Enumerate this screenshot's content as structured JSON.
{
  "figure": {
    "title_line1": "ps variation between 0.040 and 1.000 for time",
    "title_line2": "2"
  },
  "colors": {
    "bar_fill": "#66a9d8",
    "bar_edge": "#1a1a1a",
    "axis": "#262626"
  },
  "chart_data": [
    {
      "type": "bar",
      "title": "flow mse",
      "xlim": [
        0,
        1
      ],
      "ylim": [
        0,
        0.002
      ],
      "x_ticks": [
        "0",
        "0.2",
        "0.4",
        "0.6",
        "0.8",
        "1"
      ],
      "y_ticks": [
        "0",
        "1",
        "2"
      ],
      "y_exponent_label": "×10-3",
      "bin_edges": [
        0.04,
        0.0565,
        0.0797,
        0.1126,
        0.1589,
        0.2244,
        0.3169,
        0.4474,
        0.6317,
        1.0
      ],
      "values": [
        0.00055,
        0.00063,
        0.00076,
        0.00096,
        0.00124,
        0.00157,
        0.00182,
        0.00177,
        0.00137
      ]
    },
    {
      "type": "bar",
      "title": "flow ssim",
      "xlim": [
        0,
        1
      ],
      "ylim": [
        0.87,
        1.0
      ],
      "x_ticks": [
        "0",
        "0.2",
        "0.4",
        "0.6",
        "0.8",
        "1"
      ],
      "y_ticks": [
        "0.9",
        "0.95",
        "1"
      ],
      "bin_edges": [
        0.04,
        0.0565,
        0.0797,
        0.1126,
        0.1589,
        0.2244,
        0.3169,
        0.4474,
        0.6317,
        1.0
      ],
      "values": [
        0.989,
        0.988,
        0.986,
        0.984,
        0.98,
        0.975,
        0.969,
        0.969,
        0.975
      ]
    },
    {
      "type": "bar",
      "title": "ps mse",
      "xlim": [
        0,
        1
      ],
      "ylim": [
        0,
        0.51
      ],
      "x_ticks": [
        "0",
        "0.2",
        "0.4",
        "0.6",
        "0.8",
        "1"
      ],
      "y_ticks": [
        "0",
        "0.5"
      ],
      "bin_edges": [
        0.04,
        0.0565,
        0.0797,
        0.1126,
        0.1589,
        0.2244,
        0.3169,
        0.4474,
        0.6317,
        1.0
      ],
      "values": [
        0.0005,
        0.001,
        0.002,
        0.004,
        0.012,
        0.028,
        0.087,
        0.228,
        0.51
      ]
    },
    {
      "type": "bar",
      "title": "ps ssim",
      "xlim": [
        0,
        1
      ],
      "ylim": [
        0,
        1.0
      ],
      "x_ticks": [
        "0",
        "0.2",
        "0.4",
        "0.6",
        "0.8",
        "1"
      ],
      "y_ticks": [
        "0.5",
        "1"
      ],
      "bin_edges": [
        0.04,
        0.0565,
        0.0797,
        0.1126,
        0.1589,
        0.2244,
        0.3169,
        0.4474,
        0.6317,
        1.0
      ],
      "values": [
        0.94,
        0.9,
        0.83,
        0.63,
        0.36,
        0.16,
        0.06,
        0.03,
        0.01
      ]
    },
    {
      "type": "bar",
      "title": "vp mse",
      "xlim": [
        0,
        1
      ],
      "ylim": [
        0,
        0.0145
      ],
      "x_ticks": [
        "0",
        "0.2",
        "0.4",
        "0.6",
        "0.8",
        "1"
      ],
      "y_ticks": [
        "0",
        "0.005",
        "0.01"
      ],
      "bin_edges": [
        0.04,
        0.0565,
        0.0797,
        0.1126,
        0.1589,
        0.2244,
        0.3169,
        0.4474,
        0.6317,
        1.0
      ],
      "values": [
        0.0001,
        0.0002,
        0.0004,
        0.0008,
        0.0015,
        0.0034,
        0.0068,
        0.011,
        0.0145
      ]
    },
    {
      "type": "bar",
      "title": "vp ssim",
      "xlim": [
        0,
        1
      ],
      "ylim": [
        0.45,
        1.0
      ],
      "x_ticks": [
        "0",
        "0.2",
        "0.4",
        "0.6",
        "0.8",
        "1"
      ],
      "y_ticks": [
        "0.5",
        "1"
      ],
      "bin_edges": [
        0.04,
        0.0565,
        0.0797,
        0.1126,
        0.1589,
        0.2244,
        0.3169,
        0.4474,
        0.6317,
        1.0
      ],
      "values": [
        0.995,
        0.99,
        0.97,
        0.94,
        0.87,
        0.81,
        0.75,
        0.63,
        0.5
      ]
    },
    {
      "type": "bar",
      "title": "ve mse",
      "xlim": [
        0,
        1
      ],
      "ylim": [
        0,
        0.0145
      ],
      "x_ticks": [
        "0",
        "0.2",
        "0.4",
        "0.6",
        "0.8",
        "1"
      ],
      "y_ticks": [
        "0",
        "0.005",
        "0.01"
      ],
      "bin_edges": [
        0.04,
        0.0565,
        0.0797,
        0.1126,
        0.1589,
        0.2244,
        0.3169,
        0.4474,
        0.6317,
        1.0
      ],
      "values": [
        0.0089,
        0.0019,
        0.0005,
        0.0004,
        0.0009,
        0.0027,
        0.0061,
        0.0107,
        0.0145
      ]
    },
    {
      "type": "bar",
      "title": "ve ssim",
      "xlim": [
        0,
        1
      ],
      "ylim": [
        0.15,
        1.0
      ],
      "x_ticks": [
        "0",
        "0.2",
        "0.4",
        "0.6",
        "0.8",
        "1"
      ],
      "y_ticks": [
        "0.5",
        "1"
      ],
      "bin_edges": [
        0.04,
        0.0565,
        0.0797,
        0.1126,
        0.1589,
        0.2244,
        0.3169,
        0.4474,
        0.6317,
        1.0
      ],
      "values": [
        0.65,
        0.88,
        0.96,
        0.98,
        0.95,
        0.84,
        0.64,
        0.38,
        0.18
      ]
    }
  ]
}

^^^^^^^^

▸ The problem: Repeat the records exactly, including every line.

▸ Exercise answer:
Enumerate this screenshot's content as structured JSON.
{
  "figure": {
    "title_line1": "ps variation between 0.040 and 1.000 for time",
    "title_line2": "2"
  },
  "colors": {
    "bar_fill": "#66a9d8",
    "bar_edge": "#1a1a1a",
    "axis": "#262626"
  },
  "chart_data": [
    {
      "type": "bar",
      "title": "flow mse",
      "xlim": [
        0,
        1
      ],
      "ylim": [
        0,
        0.002
      ],
      "x_ticks": [
        "0",
        "0.2",
        "0.4",
        "0.6",
        "0.8",
        "1"
      ],
      "y_ticks": [
        "0",
        "1",
        "2"
      ],
      "y_exponent_label": "×10-3",
      "bin_edges": [
        0.04,
        0.0565,
        0.0797,
        0.1126,
        0.1589,
        0.2244,
        0.3169,
        0.4474,
        0.6317,
        1.0
      ],
      "values": [
        0.00055,
        0.00063,
        0.00076,
        0.00096,
        0.00124,
        0.00157,
        0.00182,
        0.00177,
        0.00137
      ]
    },
    {
      "type": "bar",
      "title": "flow ssim",
      "xlim": [
        0,
        1
      ],
      "ylim": [
        0.87,
        1.0
      ],
      "x_ticks": [
        "0",
        "0.2",
        "0.4",
        "0.6",
        "0.8",
        "1"
      ],
      "y_ticks": [
        "0.9",
        "0.95",
        "1"
      ],
      "bin_edges": [
        0.04,
        0.0565,
        0.0797,
        0.1126,
        0.1589,
        0.2244,
        0.3169,
        0.4474,
        0.6317,
        1.0
      ],
      "values": [
        0.989,
        0.988,
        0.986,
        0.984,
        0.98,
        0.975,
        0.969,
        0.969,
        0.975
      ]
    },
    {
      "type": "bar",
      "title": "ps mse",
      "xlim": [
        0,
        1
      ],
      "ylim": [
        0,
        0.51
      ],
      "x_ticks": [
        "0",
        "0.2",
        "0.4",
        "0.6",
        "0.8",
        "1"
      ],
      "y_ticks": [
        "0",
        "0.5"
      ],
      "bin_edges": [
        0.04,
        0.0565,
        0.0797,
        0.1126,
        0.1589,
        0.2244,
        0.3169,
        0.4474,
        0.6317,
        1.0
      ],
      "values": [
        0.0005,
        0.001,
        0.002,
        0.004,
        0.012,
        0.028,
        0.087,
        0.228,
        0.51
      ]
    },
    {
      "type": "bar",
      "title": "ps ssim",
      "xlim": [
        0,
        1
      ],
      "ylim": [
        0,
        1.0
      ],
      "x_ticks": [
        "0",
        "0.2",
        "0.4",
        "0.6",
        "0.8",
        "1"
      ],
      "y_ticks": [
        "0.5",
        "1"
      ],
      "bin_edges": [
        0.04,
        0.0565,
        0.0797,
        0.1126,
        0.1589,
        0.2244,
        0.3169,
        0.4474,
        0.6317,
        1.0
      ],
      "values": [
        0.94,
        0.9,
        0.83,
        0.63,
        0.36,
        0.16,
        0.06,
        0.03,
        0.01
      ]
    },
    {
      "type": "bar",
      "title": "vp mse",
      "xlim": [
        0,
        1
      ],
      "ylim": [
        0,
        0.0145
      ],
      "x_ticks": [
        "0",
        "0.2",
        "0.4",
        "0.6",
        "0.8",
        "1"
      ],
      "y_ticks": [
        "0",
        "0.005",
        "0.01"
      ],
      "bin_edges": [
        0.04,
        0.0565,
        0.0797,
        0.1126,
        0.1589,
        0.2244,
        0.3169,
        0.4474,
        0.6317,
        1.0
      ],
      "values": [
        0.0001,
        0.0002,
        0.0004,
        0.0008,
        0.0015,
        0.0034,
        0.0068,
        0.011,
        0.0145
      ]
    },
    {
      "type": "bar",
      "title": "vp ssim",
      "xlim": [
        0,
        1
      ],
      "ylim": [
        0.45,
        1.0
      ],
      "x_ticks": [
        "0",
        "0.2",
        "0.4",
        "0.6",
        "0.8",
        "1"
      ],
      "y_ticks": [
        "0.5",
        "1"
      ],
      "bin_edges": [
        0.04,
        0.0565,
        0.0797,
        0.1126,
        0.1589,
        0.2244,
        0.3169,
        0.4474,
        0.6317,
        1.0
      ],
      "values": [
        0.995,
        0.99,
        0.97,
        0.94,
        0.87,
        0.81,
        0.75,
        0.63,
        0.5
      ]
    },
    {
      "type": "bar",
      "title": "ve mse",
      "xlim": [
        0,
        1
      ],
      "ylim": [
        0,
        0.0145
      ],
      "x_ticks": [
        "0",
        "0.2",
        "0.4",
        "0.6",
        "0.8",
        "1"
      ],
      "y_ticks": [
        "0",
        "0.005",
        "0.01"
      ],
      "bin_edges": [
        0.04,
        0.0565,
        0.0797,
        0.1126,
        0.1589,
        0.2244,
        0.3169,
        0.4474,
        0.6317,
        1.0
      ],
      "values": [
        0.0089,
        0.0019,
        0.0005,
        0.0004,
        0.0009,
        0.0027,
        0.0061,
        0.0107,
        0.0145
      ]
    },
    {
      "type": "bar",
      "title": "ve ssim",
      "xlim": [
        0,
        1
      ],
      "ylim": [
        0.15,
        1.0
      ],
      "x_ticks": [
        "0",
        "0.2",
        "0.4",
        "0.6",
        "0.8",
        "1"
      ],
      "y_ticks": [
        "0.5",
        "1"
      ],
      "bin_edges": [
        0.04,
        0.0565,
        0.0797,
        0.1126,
        0.1589,
        0.2244,
        0.3169,
        0.4474,
        0.6317,
        1.0
      ],
      "values": [
        0.65,
        0.88,
        0.96,
        0.98,
        0.95,
        0.84,
        0.64,
        0.38,
        0.18
      ]
    }
  ]
}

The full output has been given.